▶ Exercise prompt
Find the lines holding the word "DESIGN" and collect them.

----------------------------------------

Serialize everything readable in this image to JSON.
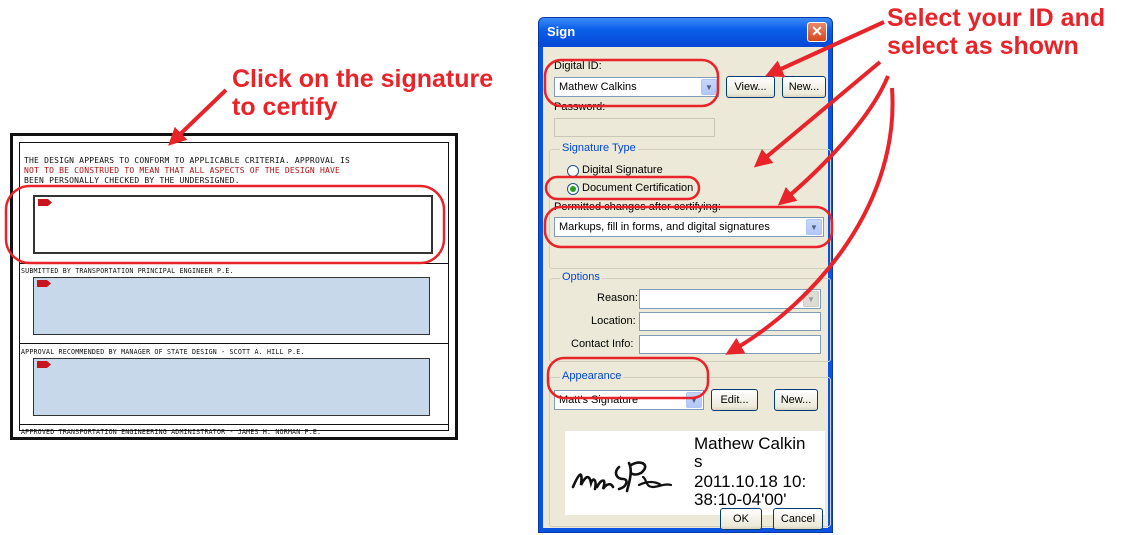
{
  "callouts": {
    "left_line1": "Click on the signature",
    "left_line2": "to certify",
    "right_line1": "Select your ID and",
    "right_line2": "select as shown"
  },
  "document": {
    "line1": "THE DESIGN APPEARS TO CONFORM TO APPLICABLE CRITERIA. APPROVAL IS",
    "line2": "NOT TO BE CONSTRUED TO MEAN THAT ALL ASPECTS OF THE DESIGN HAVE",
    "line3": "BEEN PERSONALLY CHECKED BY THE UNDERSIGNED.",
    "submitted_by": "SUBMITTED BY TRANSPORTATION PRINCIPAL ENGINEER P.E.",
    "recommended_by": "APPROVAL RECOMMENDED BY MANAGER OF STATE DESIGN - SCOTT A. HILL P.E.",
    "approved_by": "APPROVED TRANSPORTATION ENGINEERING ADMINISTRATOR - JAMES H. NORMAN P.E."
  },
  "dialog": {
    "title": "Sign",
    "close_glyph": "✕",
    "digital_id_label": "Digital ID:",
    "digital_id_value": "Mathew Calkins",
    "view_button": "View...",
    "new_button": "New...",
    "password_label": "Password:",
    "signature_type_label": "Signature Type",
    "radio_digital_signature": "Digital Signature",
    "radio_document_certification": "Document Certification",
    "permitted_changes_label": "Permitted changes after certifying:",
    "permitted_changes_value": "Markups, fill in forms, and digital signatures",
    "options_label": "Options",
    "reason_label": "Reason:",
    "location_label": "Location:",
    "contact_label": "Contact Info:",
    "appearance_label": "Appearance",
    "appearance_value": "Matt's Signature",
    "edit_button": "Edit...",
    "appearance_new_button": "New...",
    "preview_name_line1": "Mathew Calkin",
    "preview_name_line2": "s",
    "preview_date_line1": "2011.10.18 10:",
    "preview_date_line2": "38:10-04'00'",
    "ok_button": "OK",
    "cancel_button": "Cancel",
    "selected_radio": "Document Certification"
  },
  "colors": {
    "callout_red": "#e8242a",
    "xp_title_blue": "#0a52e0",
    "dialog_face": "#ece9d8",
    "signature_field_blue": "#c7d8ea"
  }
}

----------------------------------------

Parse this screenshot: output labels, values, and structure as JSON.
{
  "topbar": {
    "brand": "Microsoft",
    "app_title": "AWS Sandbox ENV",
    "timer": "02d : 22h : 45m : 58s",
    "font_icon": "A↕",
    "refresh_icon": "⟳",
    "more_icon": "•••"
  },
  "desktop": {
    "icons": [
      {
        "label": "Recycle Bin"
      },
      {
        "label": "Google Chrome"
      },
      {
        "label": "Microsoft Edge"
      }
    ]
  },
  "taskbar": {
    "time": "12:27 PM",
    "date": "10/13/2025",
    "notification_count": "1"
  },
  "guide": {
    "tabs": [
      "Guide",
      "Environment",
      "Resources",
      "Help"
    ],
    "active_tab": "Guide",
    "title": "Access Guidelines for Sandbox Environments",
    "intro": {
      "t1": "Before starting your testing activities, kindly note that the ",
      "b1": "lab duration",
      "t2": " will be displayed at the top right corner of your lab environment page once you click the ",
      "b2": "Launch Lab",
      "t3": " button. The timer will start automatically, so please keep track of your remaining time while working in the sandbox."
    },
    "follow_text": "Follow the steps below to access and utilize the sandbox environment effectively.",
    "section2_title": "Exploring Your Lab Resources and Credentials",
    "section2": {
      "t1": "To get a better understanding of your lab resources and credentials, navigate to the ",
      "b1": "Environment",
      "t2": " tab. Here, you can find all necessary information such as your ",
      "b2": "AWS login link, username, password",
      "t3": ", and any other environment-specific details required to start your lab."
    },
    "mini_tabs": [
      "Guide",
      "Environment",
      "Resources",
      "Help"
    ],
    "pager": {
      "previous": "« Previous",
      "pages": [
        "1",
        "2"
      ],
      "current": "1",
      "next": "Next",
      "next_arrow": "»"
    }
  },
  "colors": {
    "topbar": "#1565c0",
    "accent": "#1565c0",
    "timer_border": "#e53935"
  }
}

----------------------------------------

▶ Result for this task
    "line1": "THE DESIGN APPEARS TO CONFORM TO APPLICABLE CRITERIA. APPROVAL IS",
    "line2": "NOT TO BE CONSTRUED TO MEAN THAT ALL ASPECTS OF THE DESIGN HAVE",
    "recommended_by": "APPROVAL RECOMMENDED BY MANAGER OF STATE DESIGN - SCOTT A. HILL P.E.",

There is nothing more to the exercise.